= Job =
Pick every line from the data that holds the word "allen".

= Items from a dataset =
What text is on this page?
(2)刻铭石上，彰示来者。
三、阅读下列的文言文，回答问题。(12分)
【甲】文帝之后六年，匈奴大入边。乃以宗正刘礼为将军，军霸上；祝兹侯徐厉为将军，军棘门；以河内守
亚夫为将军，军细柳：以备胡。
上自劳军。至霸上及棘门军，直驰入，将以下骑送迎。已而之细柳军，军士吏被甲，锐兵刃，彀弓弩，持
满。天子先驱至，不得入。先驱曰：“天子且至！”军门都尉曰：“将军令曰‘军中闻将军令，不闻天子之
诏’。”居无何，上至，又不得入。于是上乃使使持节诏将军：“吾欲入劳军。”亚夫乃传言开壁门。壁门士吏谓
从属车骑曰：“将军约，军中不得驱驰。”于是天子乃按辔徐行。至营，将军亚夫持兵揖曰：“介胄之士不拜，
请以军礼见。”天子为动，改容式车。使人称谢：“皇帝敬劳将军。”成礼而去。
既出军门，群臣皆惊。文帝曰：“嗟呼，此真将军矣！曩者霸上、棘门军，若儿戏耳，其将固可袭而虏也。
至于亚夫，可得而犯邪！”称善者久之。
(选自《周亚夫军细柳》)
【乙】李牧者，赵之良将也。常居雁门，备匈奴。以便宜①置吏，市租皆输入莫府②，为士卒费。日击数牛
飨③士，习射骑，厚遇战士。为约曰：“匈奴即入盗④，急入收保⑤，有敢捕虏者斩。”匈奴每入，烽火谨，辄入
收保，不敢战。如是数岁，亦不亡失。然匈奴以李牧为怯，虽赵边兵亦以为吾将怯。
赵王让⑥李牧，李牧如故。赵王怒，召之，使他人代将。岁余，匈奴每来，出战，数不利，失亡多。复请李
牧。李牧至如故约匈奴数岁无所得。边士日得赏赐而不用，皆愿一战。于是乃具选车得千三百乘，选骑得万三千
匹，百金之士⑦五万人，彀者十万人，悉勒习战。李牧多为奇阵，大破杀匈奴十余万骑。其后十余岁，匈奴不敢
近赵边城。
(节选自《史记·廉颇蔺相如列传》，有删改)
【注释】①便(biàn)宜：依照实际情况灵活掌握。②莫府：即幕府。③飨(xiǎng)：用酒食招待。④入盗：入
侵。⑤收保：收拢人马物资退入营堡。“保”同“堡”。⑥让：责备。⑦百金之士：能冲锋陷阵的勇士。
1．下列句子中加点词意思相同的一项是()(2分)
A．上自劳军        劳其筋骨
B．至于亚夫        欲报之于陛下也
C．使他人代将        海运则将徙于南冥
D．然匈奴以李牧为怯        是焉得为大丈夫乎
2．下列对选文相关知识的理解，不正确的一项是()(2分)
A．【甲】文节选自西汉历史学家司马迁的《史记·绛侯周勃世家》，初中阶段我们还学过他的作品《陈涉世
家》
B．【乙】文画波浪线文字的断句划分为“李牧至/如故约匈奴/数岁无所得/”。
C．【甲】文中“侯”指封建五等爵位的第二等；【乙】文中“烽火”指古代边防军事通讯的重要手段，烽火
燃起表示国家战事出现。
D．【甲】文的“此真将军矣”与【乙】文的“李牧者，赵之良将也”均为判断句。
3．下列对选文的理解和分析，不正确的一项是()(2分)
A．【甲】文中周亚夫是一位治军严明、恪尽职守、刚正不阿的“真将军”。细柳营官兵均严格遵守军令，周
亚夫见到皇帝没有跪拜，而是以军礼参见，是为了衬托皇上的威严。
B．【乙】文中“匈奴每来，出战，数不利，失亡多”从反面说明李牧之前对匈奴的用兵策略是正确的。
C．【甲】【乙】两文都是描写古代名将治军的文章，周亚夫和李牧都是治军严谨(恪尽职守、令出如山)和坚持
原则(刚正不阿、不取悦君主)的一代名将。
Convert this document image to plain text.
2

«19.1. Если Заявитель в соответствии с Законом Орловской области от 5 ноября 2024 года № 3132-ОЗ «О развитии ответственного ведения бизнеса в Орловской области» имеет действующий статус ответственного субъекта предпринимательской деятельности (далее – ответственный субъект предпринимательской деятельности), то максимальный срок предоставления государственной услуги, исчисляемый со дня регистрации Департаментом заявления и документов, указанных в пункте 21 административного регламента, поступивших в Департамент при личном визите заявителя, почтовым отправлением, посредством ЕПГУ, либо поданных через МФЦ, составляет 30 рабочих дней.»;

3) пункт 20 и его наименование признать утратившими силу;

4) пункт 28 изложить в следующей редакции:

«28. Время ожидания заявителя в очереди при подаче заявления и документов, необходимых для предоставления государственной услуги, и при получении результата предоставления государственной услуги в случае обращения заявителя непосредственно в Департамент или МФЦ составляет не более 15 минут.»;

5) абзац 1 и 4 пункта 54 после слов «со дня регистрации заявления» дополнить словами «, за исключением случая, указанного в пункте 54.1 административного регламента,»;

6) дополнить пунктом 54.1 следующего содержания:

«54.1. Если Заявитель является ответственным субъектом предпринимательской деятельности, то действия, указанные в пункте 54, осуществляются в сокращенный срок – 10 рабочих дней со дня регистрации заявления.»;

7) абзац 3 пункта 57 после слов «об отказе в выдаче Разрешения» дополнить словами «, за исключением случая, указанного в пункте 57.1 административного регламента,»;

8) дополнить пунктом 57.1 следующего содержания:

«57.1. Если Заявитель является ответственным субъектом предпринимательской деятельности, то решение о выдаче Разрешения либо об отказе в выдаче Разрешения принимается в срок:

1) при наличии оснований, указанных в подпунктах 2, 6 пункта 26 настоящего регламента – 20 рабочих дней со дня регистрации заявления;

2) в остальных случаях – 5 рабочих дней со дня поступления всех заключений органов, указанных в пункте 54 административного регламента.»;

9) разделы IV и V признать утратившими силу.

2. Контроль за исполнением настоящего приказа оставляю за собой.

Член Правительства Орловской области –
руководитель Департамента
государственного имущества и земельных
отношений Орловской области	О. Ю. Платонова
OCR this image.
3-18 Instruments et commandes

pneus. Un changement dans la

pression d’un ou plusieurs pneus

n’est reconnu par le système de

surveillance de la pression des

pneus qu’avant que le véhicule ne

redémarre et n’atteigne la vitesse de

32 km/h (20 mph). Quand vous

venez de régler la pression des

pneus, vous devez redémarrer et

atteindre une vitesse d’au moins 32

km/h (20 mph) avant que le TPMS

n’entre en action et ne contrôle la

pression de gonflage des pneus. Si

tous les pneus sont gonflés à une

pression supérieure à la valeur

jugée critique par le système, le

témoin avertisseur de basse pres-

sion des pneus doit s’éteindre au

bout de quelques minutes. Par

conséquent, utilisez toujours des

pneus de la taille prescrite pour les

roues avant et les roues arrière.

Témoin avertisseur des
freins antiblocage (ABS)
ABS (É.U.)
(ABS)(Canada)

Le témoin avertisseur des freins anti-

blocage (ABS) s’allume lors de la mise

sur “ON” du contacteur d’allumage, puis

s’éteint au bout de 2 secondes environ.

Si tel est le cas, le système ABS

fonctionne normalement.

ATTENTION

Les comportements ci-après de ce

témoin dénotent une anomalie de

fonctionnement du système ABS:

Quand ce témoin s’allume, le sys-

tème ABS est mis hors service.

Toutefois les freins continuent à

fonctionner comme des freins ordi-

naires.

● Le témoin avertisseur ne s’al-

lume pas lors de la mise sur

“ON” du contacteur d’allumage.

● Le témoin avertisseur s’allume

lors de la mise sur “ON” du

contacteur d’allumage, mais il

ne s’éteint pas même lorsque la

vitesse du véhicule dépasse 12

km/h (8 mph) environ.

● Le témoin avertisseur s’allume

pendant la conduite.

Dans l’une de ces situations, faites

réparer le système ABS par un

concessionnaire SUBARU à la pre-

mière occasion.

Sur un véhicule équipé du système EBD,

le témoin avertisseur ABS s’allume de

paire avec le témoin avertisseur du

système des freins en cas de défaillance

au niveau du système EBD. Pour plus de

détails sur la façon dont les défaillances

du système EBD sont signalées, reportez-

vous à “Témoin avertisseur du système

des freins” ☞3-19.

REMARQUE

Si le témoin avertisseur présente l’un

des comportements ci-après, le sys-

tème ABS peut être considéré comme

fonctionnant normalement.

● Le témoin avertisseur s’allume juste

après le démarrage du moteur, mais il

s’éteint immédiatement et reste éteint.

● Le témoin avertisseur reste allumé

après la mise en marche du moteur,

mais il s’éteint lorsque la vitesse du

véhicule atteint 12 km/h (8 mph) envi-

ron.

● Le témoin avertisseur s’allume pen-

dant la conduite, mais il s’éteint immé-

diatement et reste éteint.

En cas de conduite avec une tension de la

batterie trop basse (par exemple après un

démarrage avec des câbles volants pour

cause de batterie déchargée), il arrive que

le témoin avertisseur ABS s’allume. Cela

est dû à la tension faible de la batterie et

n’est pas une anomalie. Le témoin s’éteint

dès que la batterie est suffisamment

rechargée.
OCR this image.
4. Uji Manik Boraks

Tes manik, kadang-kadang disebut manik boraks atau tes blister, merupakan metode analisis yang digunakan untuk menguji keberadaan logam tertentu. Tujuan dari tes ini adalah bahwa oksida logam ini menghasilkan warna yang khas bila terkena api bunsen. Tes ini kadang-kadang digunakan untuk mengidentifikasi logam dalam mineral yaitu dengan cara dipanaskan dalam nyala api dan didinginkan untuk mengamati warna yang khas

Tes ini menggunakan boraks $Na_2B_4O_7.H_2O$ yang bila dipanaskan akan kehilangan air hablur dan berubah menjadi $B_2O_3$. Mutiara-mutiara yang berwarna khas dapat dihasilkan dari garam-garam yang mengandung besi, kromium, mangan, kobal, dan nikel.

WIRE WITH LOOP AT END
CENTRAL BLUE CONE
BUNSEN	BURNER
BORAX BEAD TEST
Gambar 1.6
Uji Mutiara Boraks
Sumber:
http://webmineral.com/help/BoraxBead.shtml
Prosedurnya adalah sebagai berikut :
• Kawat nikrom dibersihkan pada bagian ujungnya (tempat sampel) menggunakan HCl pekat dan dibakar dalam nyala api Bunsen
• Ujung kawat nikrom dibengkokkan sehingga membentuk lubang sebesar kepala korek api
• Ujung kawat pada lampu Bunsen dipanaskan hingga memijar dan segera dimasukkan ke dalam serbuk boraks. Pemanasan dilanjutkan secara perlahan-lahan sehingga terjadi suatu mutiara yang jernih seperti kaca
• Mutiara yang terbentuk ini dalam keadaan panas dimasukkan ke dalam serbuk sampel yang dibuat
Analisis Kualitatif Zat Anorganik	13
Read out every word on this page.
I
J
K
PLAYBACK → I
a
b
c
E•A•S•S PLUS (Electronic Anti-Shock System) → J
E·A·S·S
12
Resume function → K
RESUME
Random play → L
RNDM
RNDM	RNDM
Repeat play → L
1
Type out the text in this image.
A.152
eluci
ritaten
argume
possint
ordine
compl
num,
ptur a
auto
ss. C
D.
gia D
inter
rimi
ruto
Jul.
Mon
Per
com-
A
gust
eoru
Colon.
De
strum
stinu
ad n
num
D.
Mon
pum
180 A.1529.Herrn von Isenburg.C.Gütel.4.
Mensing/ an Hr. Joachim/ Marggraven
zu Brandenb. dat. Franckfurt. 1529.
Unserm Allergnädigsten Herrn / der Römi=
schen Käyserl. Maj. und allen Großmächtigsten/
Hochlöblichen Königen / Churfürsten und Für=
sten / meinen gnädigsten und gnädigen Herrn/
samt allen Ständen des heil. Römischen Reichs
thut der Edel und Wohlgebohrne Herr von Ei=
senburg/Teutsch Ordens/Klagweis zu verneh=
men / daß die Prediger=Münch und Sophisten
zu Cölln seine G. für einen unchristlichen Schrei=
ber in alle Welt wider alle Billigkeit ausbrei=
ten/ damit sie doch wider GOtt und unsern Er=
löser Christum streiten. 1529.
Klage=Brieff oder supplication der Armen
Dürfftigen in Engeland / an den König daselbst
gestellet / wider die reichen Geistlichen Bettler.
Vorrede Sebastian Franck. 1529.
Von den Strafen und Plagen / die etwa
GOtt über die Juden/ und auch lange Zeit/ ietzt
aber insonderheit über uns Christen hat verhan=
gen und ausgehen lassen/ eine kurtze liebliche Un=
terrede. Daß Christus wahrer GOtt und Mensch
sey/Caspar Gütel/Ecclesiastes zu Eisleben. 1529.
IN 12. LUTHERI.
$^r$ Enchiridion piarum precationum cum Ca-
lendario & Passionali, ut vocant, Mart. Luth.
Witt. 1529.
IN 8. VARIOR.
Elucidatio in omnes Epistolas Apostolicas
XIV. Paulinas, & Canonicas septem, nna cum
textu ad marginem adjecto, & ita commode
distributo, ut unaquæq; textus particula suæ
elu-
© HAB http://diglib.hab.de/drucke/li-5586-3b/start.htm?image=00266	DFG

= Solution to the exercise =
schen Käyserl. Maj. und allen Großmächtigsten/
samt allen Ständen des heil. Römischen Reichs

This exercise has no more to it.